[Start]

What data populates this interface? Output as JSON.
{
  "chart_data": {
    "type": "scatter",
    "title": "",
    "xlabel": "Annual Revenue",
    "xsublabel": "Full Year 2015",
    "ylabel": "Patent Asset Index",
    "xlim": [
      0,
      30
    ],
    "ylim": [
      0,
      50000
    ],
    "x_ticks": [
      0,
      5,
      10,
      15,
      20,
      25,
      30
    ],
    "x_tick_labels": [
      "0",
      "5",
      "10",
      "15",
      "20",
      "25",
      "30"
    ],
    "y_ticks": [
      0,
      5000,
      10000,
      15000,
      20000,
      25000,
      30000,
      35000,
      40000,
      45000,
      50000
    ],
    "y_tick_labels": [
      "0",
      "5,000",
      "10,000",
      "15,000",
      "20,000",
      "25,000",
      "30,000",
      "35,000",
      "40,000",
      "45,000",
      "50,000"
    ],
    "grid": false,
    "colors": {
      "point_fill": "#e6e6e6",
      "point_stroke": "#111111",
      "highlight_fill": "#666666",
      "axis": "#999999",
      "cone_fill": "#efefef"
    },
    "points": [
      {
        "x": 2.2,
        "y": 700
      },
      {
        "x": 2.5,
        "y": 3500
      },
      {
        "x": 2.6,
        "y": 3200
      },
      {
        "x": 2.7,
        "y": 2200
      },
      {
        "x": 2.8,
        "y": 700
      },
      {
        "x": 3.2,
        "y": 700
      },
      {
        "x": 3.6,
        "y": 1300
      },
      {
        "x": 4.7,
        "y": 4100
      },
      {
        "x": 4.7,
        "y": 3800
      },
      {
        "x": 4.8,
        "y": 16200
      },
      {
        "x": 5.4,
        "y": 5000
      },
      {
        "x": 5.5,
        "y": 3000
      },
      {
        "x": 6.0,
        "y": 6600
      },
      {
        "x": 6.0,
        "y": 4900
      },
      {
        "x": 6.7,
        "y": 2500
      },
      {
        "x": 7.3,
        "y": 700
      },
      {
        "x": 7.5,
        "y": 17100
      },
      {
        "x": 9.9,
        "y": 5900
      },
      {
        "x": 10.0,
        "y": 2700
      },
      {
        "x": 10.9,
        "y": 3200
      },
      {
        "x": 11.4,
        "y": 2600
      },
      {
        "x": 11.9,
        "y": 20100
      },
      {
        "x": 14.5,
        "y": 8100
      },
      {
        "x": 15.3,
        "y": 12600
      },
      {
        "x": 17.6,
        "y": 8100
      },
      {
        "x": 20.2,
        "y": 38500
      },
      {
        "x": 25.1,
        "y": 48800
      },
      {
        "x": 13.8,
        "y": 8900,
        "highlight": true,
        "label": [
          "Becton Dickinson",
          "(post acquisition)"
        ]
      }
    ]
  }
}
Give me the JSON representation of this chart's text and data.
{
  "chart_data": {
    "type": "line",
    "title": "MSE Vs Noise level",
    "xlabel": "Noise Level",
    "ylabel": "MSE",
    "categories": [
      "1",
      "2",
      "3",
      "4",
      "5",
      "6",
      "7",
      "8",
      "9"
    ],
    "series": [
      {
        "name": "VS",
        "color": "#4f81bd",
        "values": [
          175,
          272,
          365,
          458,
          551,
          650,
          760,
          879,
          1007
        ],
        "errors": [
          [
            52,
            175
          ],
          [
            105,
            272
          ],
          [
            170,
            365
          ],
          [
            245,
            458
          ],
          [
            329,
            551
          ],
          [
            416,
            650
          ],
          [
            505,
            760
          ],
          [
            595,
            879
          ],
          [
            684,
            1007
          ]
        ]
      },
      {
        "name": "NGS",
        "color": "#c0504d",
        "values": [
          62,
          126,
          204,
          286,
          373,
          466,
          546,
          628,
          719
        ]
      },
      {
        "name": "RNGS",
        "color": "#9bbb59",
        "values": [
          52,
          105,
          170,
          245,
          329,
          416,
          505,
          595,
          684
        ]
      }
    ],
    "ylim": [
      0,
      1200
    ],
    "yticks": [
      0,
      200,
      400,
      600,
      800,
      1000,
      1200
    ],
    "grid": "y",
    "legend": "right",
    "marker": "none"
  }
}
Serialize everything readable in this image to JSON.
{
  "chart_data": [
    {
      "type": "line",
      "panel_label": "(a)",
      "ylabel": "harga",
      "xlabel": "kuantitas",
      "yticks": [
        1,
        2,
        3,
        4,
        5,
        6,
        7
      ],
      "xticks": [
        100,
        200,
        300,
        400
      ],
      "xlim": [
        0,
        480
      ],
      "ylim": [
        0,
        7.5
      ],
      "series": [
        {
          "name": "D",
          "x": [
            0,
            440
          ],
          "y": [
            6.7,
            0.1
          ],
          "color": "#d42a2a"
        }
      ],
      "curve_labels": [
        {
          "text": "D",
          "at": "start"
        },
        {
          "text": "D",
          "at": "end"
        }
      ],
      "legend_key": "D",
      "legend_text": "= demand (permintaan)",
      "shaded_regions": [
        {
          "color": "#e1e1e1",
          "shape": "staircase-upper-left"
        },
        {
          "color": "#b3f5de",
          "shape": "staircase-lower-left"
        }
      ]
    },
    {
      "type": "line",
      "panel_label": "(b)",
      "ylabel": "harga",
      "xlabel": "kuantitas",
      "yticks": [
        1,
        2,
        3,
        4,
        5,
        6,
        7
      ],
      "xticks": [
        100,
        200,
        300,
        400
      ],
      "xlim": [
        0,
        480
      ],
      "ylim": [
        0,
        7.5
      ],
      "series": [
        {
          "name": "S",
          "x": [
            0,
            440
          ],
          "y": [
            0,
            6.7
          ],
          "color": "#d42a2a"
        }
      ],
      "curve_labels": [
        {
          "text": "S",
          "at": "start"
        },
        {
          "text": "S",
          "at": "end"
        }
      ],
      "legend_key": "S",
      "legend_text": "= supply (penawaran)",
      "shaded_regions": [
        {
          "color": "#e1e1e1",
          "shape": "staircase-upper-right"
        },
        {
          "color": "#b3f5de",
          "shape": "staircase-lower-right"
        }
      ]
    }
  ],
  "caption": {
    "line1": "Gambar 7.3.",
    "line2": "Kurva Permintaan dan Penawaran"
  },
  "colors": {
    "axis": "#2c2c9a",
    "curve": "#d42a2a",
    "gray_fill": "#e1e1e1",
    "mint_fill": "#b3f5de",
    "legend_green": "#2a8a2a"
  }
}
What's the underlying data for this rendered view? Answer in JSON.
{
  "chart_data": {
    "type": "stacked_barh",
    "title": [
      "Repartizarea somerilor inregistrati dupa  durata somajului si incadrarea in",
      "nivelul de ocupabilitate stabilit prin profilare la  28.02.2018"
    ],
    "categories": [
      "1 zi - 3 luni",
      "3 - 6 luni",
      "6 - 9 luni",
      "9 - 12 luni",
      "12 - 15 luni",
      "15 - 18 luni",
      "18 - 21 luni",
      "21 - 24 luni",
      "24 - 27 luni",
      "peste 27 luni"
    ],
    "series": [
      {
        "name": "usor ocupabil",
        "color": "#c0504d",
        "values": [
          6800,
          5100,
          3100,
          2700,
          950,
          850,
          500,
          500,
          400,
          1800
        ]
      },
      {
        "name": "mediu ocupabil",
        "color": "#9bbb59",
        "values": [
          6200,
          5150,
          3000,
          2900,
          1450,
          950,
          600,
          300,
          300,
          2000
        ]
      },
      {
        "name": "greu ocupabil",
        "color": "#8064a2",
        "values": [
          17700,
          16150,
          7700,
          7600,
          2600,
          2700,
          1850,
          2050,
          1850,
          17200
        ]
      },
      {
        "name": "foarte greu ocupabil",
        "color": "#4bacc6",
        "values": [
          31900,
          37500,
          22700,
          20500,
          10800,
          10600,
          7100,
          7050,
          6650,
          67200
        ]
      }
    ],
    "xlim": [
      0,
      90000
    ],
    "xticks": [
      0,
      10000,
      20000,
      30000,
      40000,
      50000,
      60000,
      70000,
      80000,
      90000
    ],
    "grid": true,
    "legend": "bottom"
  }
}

[End]

▶ GOAL: Copy each line in the data that holds the word "upper".

▶ PROBLEM SOLUTION:
          "shape": "staircase-upper-left"
          "shape": "staircase-upper-right"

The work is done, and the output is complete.